DATA PROVIDED
---
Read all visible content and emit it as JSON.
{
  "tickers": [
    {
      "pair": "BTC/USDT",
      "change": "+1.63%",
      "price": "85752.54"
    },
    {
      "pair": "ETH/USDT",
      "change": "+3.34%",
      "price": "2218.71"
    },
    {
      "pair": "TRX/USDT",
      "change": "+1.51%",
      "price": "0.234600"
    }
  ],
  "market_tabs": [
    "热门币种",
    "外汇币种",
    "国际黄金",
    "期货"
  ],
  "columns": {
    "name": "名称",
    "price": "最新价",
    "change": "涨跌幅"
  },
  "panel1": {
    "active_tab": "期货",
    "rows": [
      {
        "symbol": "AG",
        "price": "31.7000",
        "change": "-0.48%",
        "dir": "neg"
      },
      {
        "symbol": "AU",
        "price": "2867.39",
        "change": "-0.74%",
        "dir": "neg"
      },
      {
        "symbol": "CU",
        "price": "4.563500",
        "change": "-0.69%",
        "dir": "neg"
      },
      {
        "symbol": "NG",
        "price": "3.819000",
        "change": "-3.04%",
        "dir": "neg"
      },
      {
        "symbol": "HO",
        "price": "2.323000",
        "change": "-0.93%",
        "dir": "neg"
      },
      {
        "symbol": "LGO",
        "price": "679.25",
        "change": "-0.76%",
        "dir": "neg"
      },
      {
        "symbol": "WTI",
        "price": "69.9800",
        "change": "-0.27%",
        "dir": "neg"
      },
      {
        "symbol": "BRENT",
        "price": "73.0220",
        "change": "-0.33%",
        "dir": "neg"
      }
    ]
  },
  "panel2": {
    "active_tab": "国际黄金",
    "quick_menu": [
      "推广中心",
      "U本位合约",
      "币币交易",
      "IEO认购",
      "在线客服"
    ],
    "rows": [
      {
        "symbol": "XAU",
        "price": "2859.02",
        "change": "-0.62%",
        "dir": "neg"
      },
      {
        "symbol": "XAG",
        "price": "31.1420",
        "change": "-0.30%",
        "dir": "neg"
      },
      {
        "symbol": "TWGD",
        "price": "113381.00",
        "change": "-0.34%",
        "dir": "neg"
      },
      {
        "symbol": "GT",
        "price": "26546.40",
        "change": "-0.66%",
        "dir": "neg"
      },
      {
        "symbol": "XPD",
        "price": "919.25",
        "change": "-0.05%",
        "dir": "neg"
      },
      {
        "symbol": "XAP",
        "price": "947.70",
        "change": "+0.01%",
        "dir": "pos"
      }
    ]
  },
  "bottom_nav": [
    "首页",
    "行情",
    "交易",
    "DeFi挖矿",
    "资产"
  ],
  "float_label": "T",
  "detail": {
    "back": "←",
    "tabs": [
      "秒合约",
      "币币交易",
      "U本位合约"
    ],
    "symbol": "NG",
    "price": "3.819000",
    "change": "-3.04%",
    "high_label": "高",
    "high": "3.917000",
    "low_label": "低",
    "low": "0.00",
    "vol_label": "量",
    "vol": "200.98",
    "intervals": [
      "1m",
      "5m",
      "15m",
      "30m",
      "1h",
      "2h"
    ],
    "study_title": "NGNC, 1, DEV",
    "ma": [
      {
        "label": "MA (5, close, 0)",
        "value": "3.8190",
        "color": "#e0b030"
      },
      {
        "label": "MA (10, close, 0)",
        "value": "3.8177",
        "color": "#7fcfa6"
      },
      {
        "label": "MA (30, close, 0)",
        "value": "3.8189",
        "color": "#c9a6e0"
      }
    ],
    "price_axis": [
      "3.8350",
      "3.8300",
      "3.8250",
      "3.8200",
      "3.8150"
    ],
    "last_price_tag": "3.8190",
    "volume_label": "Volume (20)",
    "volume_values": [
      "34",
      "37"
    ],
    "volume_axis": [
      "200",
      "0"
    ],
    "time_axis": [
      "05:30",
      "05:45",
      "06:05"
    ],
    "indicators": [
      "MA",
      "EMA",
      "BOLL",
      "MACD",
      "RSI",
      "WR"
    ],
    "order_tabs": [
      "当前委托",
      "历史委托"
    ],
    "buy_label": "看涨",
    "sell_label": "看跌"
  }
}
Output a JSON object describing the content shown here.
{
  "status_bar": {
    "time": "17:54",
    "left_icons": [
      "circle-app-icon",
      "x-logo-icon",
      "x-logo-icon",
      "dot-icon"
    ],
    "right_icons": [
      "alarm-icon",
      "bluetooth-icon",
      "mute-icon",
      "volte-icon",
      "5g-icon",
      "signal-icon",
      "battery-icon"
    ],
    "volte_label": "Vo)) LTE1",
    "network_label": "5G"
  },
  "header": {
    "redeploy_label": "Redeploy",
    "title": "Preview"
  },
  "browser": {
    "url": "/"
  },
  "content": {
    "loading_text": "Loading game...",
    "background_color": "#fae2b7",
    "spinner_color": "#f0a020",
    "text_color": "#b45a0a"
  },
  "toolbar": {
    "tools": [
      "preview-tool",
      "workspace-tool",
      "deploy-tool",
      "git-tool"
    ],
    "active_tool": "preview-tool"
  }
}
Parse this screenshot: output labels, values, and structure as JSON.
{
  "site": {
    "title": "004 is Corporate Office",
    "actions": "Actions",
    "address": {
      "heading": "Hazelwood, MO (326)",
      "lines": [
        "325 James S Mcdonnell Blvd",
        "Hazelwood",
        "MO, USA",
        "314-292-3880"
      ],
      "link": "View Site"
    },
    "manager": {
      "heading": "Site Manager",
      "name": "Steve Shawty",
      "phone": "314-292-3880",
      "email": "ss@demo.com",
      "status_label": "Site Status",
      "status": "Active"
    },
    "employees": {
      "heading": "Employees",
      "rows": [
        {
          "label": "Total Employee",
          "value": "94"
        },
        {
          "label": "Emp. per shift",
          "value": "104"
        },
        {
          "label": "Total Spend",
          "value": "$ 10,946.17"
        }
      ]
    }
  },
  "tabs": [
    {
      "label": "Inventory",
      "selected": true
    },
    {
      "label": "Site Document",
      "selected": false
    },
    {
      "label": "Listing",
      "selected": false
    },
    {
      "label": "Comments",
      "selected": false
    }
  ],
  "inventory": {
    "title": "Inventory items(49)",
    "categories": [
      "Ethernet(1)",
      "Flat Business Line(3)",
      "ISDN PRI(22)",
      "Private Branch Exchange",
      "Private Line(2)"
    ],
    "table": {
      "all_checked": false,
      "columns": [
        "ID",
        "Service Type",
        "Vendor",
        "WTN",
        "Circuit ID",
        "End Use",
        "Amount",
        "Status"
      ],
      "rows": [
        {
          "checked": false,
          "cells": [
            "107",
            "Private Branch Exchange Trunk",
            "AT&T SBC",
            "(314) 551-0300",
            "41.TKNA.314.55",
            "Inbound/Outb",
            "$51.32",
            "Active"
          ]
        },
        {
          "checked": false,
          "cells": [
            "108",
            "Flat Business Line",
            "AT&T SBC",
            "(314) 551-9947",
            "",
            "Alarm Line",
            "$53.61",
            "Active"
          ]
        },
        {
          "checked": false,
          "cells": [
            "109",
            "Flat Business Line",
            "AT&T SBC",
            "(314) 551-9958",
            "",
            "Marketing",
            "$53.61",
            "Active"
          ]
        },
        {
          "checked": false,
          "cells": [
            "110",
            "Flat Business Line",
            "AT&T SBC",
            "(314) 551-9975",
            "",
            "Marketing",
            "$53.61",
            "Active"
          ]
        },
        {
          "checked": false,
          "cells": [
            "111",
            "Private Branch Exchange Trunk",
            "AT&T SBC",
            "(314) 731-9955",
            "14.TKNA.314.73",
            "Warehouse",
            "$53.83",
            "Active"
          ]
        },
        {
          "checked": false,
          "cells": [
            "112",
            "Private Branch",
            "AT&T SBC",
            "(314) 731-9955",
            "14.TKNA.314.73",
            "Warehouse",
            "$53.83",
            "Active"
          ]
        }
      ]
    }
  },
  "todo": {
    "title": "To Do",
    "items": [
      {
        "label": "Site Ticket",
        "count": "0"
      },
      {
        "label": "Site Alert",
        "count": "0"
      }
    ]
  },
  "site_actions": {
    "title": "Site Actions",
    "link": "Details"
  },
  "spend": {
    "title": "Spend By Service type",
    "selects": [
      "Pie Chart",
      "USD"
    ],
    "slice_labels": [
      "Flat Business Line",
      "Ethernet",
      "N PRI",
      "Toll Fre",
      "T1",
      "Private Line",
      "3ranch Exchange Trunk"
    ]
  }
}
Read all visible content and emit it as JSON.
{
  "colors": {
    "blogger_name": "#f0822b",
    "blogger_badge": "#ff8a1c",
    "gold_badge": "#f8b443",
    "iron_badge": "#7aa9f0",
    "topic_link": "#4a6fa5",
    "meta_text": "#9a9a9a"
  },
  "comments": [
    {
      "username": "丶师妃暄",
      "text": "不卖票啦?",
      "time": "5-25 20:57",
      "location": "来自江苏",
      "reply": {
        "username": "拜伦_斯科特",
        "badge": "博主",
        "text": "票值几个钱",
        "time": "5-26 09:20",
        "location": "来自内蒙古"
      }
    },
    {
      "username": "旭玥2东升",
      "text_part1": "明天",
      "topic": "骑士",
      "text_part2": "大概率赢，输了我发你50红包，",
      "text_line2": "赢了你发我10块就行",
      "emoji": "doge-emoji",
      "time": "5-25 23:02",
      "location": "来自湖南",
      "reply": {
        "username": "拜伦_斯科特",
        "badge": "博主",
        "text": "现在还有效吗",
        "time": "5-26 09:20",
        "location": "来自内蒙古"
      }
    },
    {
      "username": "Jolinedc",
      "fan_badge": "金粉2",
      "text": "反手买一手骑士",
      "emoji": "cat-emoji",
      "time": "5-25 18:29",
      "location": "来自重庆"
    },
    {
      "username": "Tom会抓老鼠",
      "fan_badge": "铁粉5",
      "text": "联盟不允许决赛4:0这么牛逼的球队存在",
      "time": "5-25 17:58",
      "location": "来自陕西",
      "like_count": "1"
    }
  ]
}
---
PROBLEM DESCRIPTION
Pull every line containing the word "Hazelwood" out of the material and copy it.

SOLUTION TO THIS EXERCISE
      "heading": "Hazelwood, MO (326)",
        "Hazelwood",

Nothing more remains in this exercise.